Task goal:
Reproduce the listing below without any change.

Input material:
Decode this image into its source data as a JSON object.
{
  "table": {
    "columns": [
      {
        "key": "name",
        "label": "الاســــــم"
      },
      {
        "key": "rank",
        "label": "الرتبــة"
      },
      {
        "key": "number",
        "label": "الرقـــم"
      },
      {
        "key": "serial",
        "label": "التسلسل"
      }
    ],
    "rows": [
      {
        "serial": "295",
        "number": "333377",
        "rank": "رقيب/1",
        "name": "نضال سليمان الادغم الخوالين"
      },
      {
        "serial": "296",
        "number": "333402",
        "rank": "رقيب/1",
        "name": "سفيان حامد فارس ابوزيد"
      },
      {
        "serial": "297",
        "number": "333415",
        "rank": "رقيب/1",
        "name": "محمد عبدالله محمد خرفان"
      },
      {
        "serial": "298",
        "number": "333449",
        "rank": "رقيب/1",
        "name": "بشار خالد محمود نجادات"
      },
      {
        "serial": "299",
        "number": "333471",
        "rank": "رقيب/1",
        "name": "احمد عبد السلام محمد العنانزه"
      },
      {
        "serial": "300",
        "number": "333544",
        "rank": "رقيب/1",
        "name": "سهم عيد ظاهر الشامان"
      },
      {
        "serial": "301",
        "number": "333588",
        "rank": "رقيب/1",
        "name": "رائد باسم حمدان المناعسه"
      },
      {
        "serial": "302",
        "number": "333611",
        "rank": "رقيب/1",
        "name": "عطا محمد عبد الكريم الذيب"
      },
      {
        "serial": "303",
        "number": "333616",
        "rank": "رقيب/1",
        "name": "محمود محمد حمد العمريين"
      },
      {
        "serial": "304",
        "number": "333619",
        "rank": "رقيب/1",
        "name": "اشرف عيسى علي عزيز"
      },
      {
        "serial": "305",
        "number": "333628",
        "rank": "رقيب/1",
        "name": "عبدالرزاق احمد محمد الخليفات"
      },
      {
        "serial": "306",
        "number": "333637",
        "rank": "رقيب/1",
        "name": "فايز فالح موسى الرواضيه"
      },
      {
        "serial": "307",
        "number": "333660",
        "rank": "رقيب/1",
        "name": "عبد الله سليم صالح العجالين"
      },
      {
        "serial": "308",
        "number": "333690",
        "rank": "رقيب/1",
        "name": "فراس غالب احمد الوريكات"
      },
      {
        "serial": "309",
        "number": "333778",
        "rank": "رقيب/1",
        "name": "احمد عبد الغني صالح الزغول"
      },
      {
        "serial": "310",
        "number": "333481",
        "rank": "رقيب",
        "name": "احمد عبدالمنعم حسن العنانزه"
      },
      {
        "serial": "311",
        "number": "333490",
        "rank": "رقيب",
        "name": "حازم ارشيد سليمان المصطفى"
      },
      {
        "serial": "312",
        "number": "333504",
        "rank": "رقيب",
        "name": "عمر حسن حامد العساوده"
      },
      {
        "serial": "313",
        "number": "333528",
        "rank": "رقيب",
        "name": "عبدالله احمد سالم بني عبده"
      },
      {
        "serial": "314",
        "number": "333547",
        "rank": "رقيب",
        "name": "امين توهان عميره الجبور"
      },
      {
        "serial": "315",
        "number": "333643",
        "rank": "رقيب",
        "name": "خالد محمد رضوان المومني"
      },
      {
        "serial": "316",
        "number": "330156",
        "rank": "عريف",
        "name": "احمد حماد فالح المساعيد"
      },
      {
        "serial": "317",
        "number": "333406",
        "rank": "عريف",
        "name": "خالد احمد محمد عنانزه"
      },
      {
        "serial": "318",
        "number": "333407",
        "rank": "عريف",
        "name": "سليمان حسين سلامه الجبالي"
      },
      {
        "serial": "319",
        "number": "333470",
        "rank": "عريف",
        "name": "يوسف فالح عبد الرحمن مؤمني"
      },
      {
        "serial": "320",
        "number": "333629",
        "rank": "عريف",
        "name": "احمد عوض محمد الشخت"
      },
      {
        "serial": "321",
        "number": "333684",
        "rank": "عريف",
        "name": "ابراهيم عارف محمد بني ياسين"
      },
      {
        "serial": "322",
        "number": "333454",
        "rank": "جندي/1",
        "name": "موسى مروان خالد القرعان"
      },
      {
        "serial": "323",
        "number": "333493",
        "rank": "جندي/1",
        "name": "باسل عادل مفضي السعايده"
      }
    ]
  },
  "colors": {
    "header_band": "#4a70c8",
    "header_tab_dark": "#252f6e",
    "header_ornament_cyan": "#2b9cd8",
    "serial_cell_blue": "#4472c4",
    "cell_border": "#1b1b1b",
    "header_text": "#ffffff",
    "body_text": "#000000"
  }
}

Solution to the exercise:
Decode this image into its source data as a JSON object.
{
  "table": {
    "columns": [
      {
        "key": "name",
        "label": "الاســــــم"
      },
      {
        "key": "rank",
        "label": "الرتبــة"
      },
      {
        "key": "number",
        "label": "الرقـــم"
      },
      {
        "key": "serial",
        "label": "التسلسل"
      }
    ],
    "rows": [
      {
        "serial": "295",
        "number": "333377",
        "rank": "رقيب/1",
        "name": "نضال سليمان الادغم الخوالين"
      },
      {
        "serial": "296",
        "number": "333402",
        "rank": "رقيب/1",
        "name": "سفيان حامد فارس ابوزيد"
      },
      {
        "serial": "297",
        "number": "333415",
        "rank": "رقيب/1",
        "name": "محمد عبدالله محمد خرفان"
      },
      {
        "serial": "298",
        "number": "333449",
        "rank": "رقيب/1",
        "name": "بشار خالد محمود نجادات"
      },
      {
        "serial": "299",
        "number": "333471",
        "rank": "رقيب/1",
        "name": "احمد عبد السلام محمد العنانزه"
      },
      {
        "serial": "300",
        "number": "333544",
        "rank": "رقيب/1",
        "name": "سهم عيد ظاهر الشامان"
      },
      {
        "serial": "301",
        "number": "333588",
        "rank": "رقيب/1",
        "name": "رائد باسم حمدان المناعسه"
      },
      {
        "serial": "302",
        "number": "333611",
        "rank": "رقيب/1",
        "name": "عطا محمد عبد الكريم الذيب"
      },
      {
        "serial": "303",
        "number": "333616",
        "rank": "رقيب/1",
        "name": "محمود محمد حمد العمريين"
      },
      {
        "serial": "304",
        "number": "333619",
        "rank": "رقيب/1",
        "name": "اشرف عيسى علي عزيز"
      },
      {
        "serial": "305",
        "number": "333628",
        "rank": "رقيب/1",
        "name": "عبدالرزاق احمد محمد الخليفات"
      },
      {
        "serial": "306",
        "number": "333637",
        "rank": "رقيب/1",
        "name": "فايز فالح موسى الرواضيه"
      },
      {
        "serial": "307",
        "number": "333660",
        "rank": "رقيب/1",
        "name": "عبد الله سليم صالح العجالين"
      },
      {
        "serial": "308",
        "number": "333690",
        "rank": "رقيب/1",
        "name": "فراس غالب احمد الوريكات"
      },
      {
        "serial": "309",
        "number": "333778",
        "rank": "رقيب/1",
        "name": "احمد عبد الغني صالح الزغول"
      },
      {
        "serial": "310",
        "number": "333481",
        "rank": "رقيب",
        "name": "احمد عبدالمنعم حسن العنانزه"
      },
      {
        "serial": "311",
        "number": "333490",
        "rank": "رقيب",
        "name": "حازم ارشيد سليمان المصطفى"
      },
      {
        "serial": "312",
        "number": "333504",
        "rank": "رقيب",
        "name": "عمر حسن حامد العساوده"
      },
      {
        "serial": "313",
        "number": "333528",
        "rank": "رقيب",
        "name": "عبدالله احمد سالم بني عبده"
      },
      {
        "serial": "314",
        "number": "333547",
        "rank": "رقيب",
        "name": "امين توهان عميره الجبور"
      },
      {
        "serial": "315",
        "number": "333643",
        "rank": "رقيب",
        "name": "خالد محمد رضوان المومني"
      },
      {
        "serial": "316",
        "number": "330156",
        "rank": "عريف",
        "name": "احمد حماد فالح المساعيد"
      },
      {
        "serial": "317",
        "number": "333406",
        "rank": "عريف",
        "name": "خالد احمد محمد عنانزه"
      },
      {
        "serial": "318",
        "number": "333407",
        "rank": "عريف",
        "name": "سليمان حسين سلامه الجبالي"
      },
      {
        "serial": "319",
        "number": "333470",
        "rank": "عريف",
        "name": "يوسف فالح عبد الرحمن مؤمني"
      },
      {
        "serial": "320",
        "number": "333629",
        "rank": "عريف",
        "name": "احمد عوض محمد الشخت"
      },
      {
        "serial": "321",
        "number": "333684",
        "rank": "عريف",
        "name": "ابراهيم عارف محمد بني ياسين"
      },
      {
        "serial": "322",
        "number": "333454",
        "rank": "جندي/1",
        "name": "موسى مروان خالد القرعان"
      },
      {
        "serial": "323",
        "number": "333493",
        "rank": "جندي/1",
        "name": "باسل عادل مفضي السعايده"
      }
    ]
  },
  "colors": {
    "header_band": "#4a70c8",
    "header_tab_dark": "#252f6e",
    "header_ornament_cyan": "#2b9cd8",
    "serial_cell_blue": "#4472c4",
    "cell_border": "#1b1b1b",
    "header_text": "#ffffff",
    "body_text": "#000000"
  }
}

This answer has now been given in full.